Exercise: Print the range of lines that opens with the line containing "Decode this image" and closes with the last line of the listing. Include both ends; print nothing more.

[Collected data entries]
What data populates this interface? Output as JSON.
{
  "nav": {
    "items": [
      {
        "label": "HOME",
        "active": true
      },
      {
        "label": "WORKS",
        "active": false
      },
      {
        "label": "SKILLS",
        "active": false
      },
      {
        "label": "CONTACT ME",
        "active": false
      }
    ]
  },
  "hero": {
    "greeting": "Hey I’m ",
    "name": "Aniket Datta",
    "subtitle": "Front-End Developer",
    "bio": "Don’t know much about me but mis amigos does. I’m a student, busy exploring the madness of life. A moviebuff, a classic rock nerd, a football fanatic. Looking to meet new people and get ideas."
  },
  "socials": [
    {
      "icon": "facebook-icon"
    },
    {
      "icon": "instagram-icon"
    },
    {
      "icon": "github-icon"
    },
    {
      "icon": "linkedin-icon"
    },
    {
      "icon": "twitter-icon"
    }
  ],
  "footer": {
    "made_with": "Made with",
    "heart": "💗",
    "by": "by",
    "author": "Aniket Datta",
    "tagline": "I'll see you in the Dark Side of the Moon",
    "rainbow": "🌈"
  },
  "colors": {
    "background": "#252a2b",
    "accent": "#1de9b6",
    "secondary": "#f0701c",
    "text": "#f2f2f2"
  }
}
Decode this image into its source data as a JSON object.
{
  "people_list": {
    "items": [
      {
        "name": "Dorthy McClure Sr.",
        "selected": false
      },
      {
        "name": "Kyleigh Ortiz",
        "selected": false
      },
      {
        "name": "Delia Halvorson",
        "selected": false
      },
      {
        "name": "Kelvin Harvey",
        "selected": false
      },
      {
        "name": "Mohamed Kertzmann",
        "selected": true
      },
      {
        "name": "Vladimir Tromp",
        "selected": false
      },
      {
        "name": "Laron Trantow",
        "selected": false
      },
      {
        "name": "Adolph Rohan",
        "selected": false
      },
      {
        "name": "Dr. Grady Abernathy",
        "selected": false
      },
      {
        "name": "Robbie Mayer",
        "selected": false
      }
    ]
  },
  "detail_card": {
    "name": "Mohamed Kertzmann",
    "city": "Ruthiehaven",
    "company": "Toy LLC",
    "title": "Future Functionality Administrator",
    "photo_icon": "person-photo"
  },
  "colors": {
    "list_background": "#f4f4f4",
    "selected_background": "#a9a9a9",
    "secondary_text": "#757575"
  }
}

Result of this task:
Decode this image into its source data as a JSON object.
{
  "people_list": {
    "items": [
      {
        "name": "Dorthy McClure Sr.",
        "selected": false
      },
      {
        "name": "Kyleigh Ortiz",
        "selected": false
      },
      {
        "name": "Delia Halvorson",
        "selected": false
      },
      {
        "name": "Kelvin Harvey",
        "selected": false
      },
      {
        "name": "Mohamed Kertzmann",
        "selected": true
      },
      {
        "name": "Vladimir Tromp",
        "selected": false
      },
      {
        "name": "Laron Trantow",
        "selected": false
      },
      {
        "name": "Adolph Rohan",
        "selected": false
      },
      {
        "name": "Dr. Grady Abernathy",
        "selected": false
      },
      {
        "name": "Robbie Mayer",
        "selected": false
      }
    ]
  },
  "detail_card": {
    "name": "Mohamed Kertzmann",
    "city": "Ruthiehaven",
    "company": "Toy LLC",
    "title": "Future Functionality Administrator",
    "photo_icon": "person-photo"
  },
  "colors": {
    "list_background": "#f4f4f4",
    "selected_background": "#a9a9a9",
    "secondary_text": "#757575"
  }
}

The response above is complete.